WHAT IS NEEDED |
Output every line exactly as written. Leave out pictures.
— START OF RECORDED DATA —
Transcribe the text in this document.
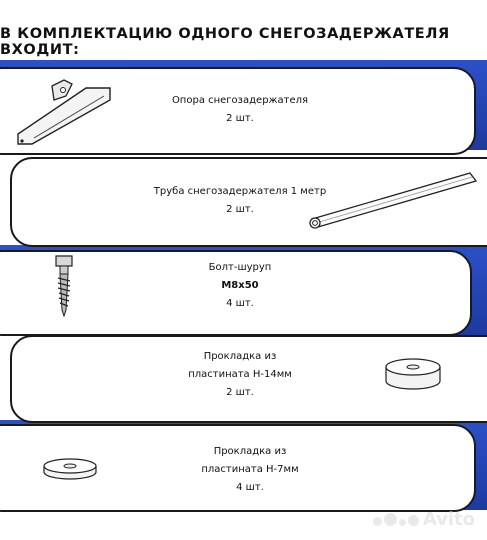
В КОМПЛЕКТАЦИЮ ОДНОГО СНЕГОЗАДЕРЖАТЕЛЯ ВХОДИТ:
Опора снегозадержателя
2 шт.
Труба снегозадержателя 1 метр
2 шт.
Болт-шуруп
М8х50
4 шт.
Прокладка из
пластината Н-14мм
2 шт.
Прокладка из
пластината Н-7мм
4 шт.
Avito
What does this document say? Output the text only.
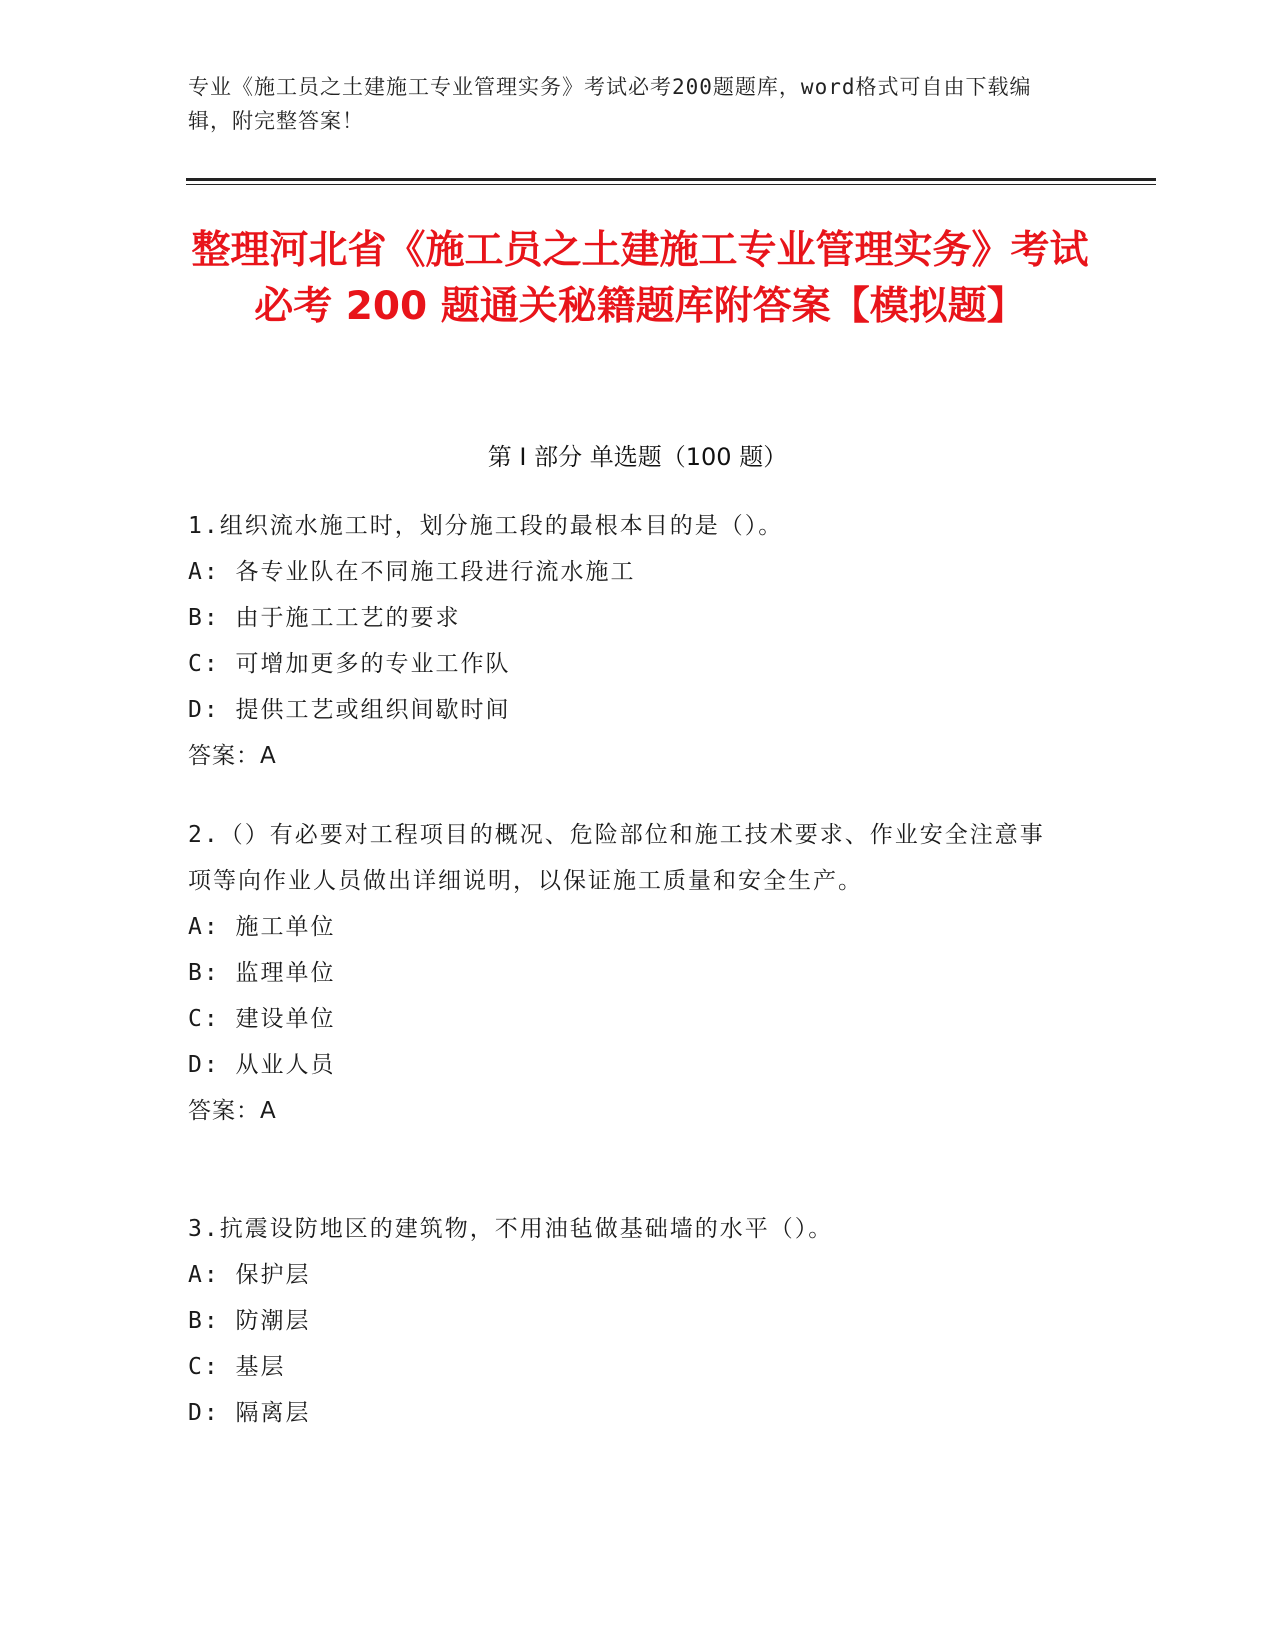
专业《施工员之土建施工专业管理实务》考试必考200题题库，word格式可自由下载编辑，附完整答案！
整理河北省《施工员之土建施工专业管理实务》考试必考 200 题通关秘籍题库附答案【模拟题】
第 I 部分 单选题（100 题）
1.组织流水施工时，划分施工段的最根本目的是（）。
A: 各专业队在不同施工段进行流水施工
B: 由于施工工艺的要求
C: 可增加更多的专业工作队
D: 提供工艺或组织间歇时间
答案：A
2.（）有必要对工程项目的概况、危险部位和施工技术要求、作业安全注意事项等向作业人员做出详细说明，以保证施工质量和安全生产。
A: 施工单位
B: 监理单位
C: 建设单位
D: 从业人员
答案：A
3.抗震设防地区的建筑物，不用油毡做基础墙的水平（）。
A: 保护层
B: 防潮层
C: 基层
D: 隔离层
— END OF RECORDED DATA —
WORKED ANSWER |
Transcribe the text in this document.
В КОМПЛЕКТАЦИЮ ОДНОГО СНЕГОЗАДЕРЖАТЕЛЯ ВХОДИТ:
Опора снегозадержателя
2 шт.
Труба снегозадержателя 1 метр
2 шт.
Болт-шуруп
М8х50
4 шт.
Прокладка из
пластината Н-14мм
2 шт.
Прокладка из
пластината Н-7мм
4 шт.
Avito
What does this document say? Output the text only.
专业《施工员之土建施工专业管理实务》考试必考200题题库，word格式可自由下载编辑，附完整答案！
整理河北省《施工员之土建施工专业管理实务》考试必考 200 题通关秘籍题库附答案【模拟题】
第 I 部分 单选题（100 题）
1.组织流水施工时，划分施工段的最根本目的是（）。
A: 各专业队在不同施工段进行流水施工
B: 由于施工工艺的要求
C: 可增加更多的专业工作队
D: 提供工艺或组织间歇时间
答案：A
2.（）有必要对工程项目的概况、危险部位和施工技术要求、作业安全注意事项等向作业人员做出详细说明，以保证施工质量和安全生产。
A: 施工单位
B: 监理单位
C: 建设单位
D: 从业人员
答案：A
3.抗震设防地区的建筑物，不用油毡做基础墙的水平（）。
A: 保护层
B: 防潮层
C: 基层
D: 隔离层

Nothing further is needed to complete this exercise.